= Set problem =
Filter the entries and keep only the lines where the string "this" appears.

= Excerpted records =

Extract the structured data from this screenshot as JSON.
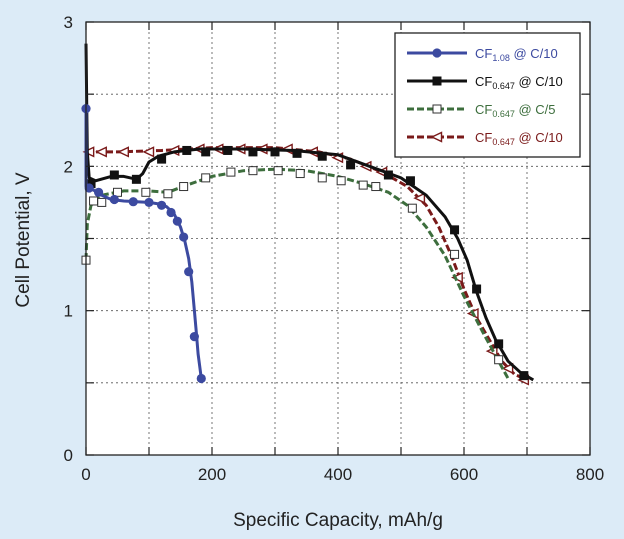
{
  "chart_data": {
    "type": "line",
    "title": "",
    "xlabel": "Specific Capacity, mAh/g",
    "ylabel": "Cell Potential, V",
    "xlim": [
      0,
      800
    ],
    "ylim": [
      0,
      3
    ],
    "xticks": [
      0,
      200,
      400,
      600,
      800
    ],
    "yticks": [
      0,
      1,
      2,
      3
    ],
    "xtick_labels": [
      "0",
      "200",
      "400",
      "600",
      "800"
    ],
    "ytick_labels": [
      "0",
      "1",
      "2",
      "3"
    ],
    "grid": true,
    "legend_position": "top-right",
    "series": [
      {
        "name": "CF1.08 @ C/10",
        "legend_parts": [
          "CF",
          "1.08",
          " @ C/10"
        ],
        "color": "#3c4aa0",
        "marker": "circle",
        "dashed": false,
        "line": [
          [
            0,
            2.4
          ],
          [
            0,
            1.86
          ],
          [
            10,
            1.84
          ],
          [
            25,
            1.8
          ],
          [
            40,
            1.77
          ],
          [
            60,
            1.76
          ],
          [
            80,
            1.755
          ],
          [
            100,
            1.75
          ],
          [
            115,
            1.74
          ],
          [
            128,
            1.72
          ],
          [
            140,
            1.67
          ],
          [
            150,
            1.58
          ],
          [
            157,
            1.48
          ],
          [
            163,
            1.36
          ],
          [
            168,
            1.2
          ],
          [
            172,
            1.0
          ],
          [
            175,
            0.85
          ],
          [
            178,
            0.7
          ],
          [
            181,
            0.6
          ],
          [
            183,
            0.53
          ]
        ],
        "markers": [
          [
            0,
            2.4
          ],
          [
            5,
            1.85
          ],
          [
            20,
            1.82
          ],
          [
            45,
            1.77
          ],
          [
            75,
            1.755
          ],
          [
            100,
            1.75
          ],
          [
            120,
            1.73
          ],
          [
            135,
            1.68
          ],
          [
            145,
            1.62
          ],
          [
            155,
            1.51
          ],
          [
            163,
            1.27
          ],
          [
            172,
            0.82
          ],
          [
            183,
            0.53
          ]
        ]
      },
      {
        "name": "CF0.647 @ C/10",
        "legend_parts": [
          "CF",
          "0.647",
          " @ C/10"
        ],
        "color": "#111111",
        "marker": "square-filled",
        "dashed": false,
        "line": [
          [
            0,
            2.85
          ],
          [
            2,
            2.1
          ],
          [
            5,
            1.92
          ],
          [
            15,
            1.9
          ],
          [
            40,
            1.93
          ],
          [
            60,
            1.93
          ],
          [
            80,
            1.91
          ],
          [
            90,
            1.95
          ],
          [
            100,
            2.03
          ],
          [
            115,
            2.07
          ],
          [
            140,
            2.1
          ],
          [
            180,
            2.12
          ],
          [
            250,
            2.12
          ],
          [
            330,
            2.11
          ],
          [
            400,
            2.08
          ],
          [
            450,
            2.0
          ],
          [
            500,
            1.92
          ],
          [
            540,
            1.8
          ],
          [
            570,
            1.65
          ],
          [
            590,
            1.5
          ],
          [
            605,
            1.35
          ],
          [
            620,
            1.13
          ],
          [
            635,
            0.95
          ],
          [
            650,
            0.8
          ],
          [
            670,
            0.65
          ],
          [
            690,
            0.57
          ],
          [
            710,
            0.52
          ]
        ],
        "markers": [
          [
            8,
            1.88
          ],
          [
            45,
            1.94
          ],
          [
            80,
            1.91
          ],
          [
            120,
            2.05
          ],
          [
            160,
            2.11
          ],
          [
            190,
            2.1
          ],
          [
            225,
            2.11
          ],
          [
            265,
            2.1
          ],
          [
            300,
            2.1
          ],
          [
            335,
            2.09
          ],
          [
            375,
            2.07
          ],
          [
            420,
            2.01
          ],
          [
            480,
            1.94
          ],
          [
            515,
            1.9
          ],
          [
            585,
            1.56
          ],
          [
            620,
            1.15
          ],
          [
            655,
            0.77
          ],
          [
            695,
            0.55
          ]
        ]
      },
      {
        "name": "CF0.647 @ C/5",
        "legend_parts": [
          "CF",
          "0.647",
          " @ C/5"
        ],
        "color": "#3d6e3d",
        "marker": "square-open",
        "dashed": true,
        "line": [
          [
            0,
            1.35
          ],
          [
            2,
            1.6
          ],
          [
            8,
            1.73
          ],
          [
            25,
            1.8
          ],
          [
            60,
            1.83
          ],
          [
            100,
            1.83
          ],
          [
            130,
            1.82
          ],
          [
            160,
            1.87
          ],
          [
            200,
            1.93
          ],
          [
            250,
            1.97
          ],
          [
            300,
            1.98
          ],
          [
            350,
            1.97
          ],
          [
            400,
            1.93
          ],
          [
            440,
            1.88
          ],
          [
            480,
            1.82
          ],
          [
            510,
            1.73
          ],
          [
            540,
            1.58
          ],
          [
            570,
            1.38
          ],
          [
            600,
            1.1
          ],
          [
            630,
            0.85
          ],
          [
            655,
            0.65
          ],
          [
            670,
            0.53
          ]
        ],
        "markers": [
          [
            0,
            1.35
          ],
          [
            12,
            1.76
          ],
          [
            25,
            1.75
          ],
          [
            50,
            1.82
          ],
          [
            95,
            1.82
          ],
          [
            130,
            1.81
          ],
          [
            155,
            1.86
          ],
          [
            190,
            1.92
          ],
          [
            230,
            1.96
          ],
          [
            265,
            1.97
          ],
          [
            305,
            1.97
          ],
          [
            340,
            1.95
          ],
          [
            375,
            1.92
          ],
          [
            405,
            1.9
          ],
          [
            440,
            1.87
          ],
          [
            460,
            1.86
          ],
          [
            518,
            1.71
          ],
          [
            585,
            1.39
          ],
          [
            655,
            0.66
          ]
        ]
      },
      {
        "name": "CF0.647 @ C/10",
        "legend_parts": [
          "CF",
          "0.647",
          " @ C/10"
        ],
        "color": "#7a1a1a",
        "marker": "triangle-left",
        "dashed": true,
        "line": [
          [
            0,
            2.1
          ],
          [
            50,
            2.1
          ],
          [
            120,
            2.11
          ],
          [
            200,
            2.13
          ],
          [
            300,
            2.13
          ],
          [
            370,
            2.1
          ],
          [
            420,
            2.05
          ],
          [
            470,
            1.96
          ],
          [
            510,
            1.86
          ],
          [
            540,
            1.73
          ],
          [
            560,
            1.58
          ],
          [
            580,
            1.38
          ],
          [
            600,
            1.15
          ],
          [
            620,
            0.95
          ],
          [
            640,
            0.8
          ],
          [
            660,
            0.65
          ],
          [
            680,
            0.56
          ],
          [
            700,
            0.52
          ]
        ],
        "markers": [
          [
            5,
            2.1
          ],
          [
            25,
            2.1
          ],
          [
            60,
            2.1
          ],
          [
            100,
            2.1
          ],
          [
            140,
            2.11
          ],
          [
            180,
            2.12
          ],
          [
            210,
            2.12
          ],
          [
            245,
            2.12
          ],
          [
            280,
            2.12
          ],
          [
            320,
            2.12
          ],
          [
            360,
            2.1
          ],
          [
            400,
            2.06
          ],
          [
            445,
            2.0
          ],
          [
            470,
            1.96
          ],
          [
            530,
            1.78
          ],
          [
            590,
            1.23
          ],
          [
            615,
            0.98
          ],
          [
            645,
            0.72
          ],
          [
            670,
            0.6
          ],
          [
            695,
            0.52
          ]
        ]
      }
    ]
  }
}
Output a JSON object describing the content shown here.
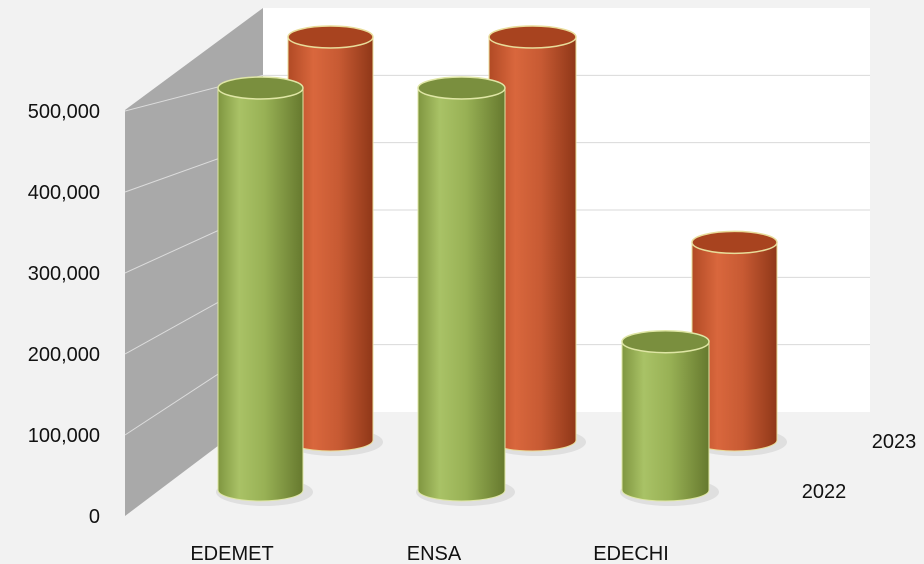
{
  "chart_data": {
    "type": "bar",
    "style": "3d-cylinder",
    "categories": [
      "EDEMET",
      "ENSA",
      "EDECHI"
    ],
    "series": [
      {
        "name": "2022",
        "values": [
          515000,
          515000,
          190000
        ],
        "color": "#9bb557"
      },
      {
        "name": "2023",
        "values": [
          520000,
          520000,
          255000
        ],
        "color": "#d0603a"
      }
    ],
    "y_ticks": [
      "0",
      "100,000",
      "200,000",
      "300,000",
      "400,000",
      "500,000"
    ],
    "ylim": [
      0,
      600000
    ],
    "grid": true,
    "wall_color": "#a9a9a9",
    "title": "",
    "xlabel": "",
    "ylabel": ""
  }
}
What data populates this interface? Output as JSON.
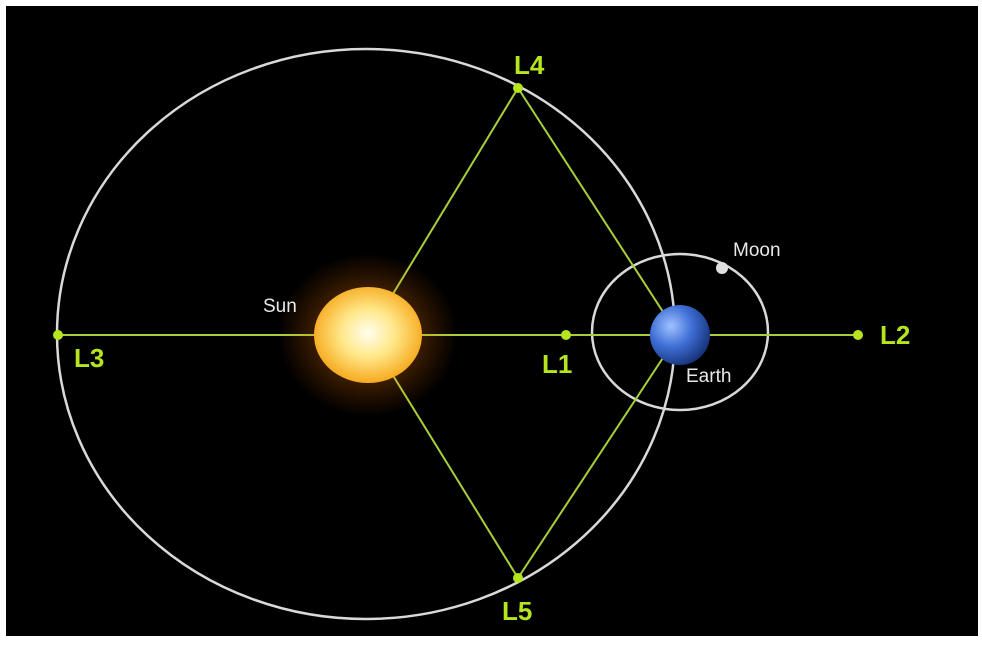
{
  "nodes": [
    {
      "label": "L4"
    },
    {
      "label": "L5"
    },
    {
      "label": "L3"
    },
    {
      "label": "L1"
    },
    {
      "label": "L2"
    },
    {
      "label": "Sun"
    },
    {
      "label": "Earth"
    },
    {
      "label": "Moon"
    }
  ]
}
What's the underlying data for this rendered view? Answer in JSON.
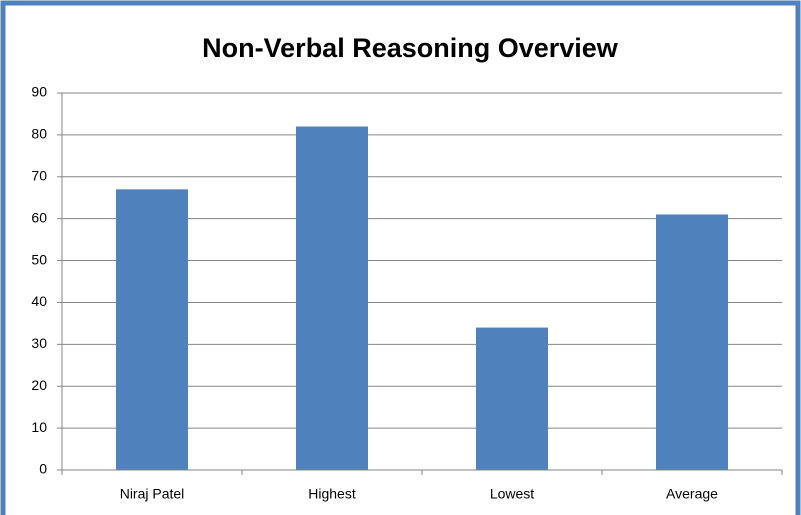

= Reply =
Extract the structured data from this screenshot as JSON.
What data populates this interface? Output as JSON.
What's the underlying data for this rendered view? Answer in JSON.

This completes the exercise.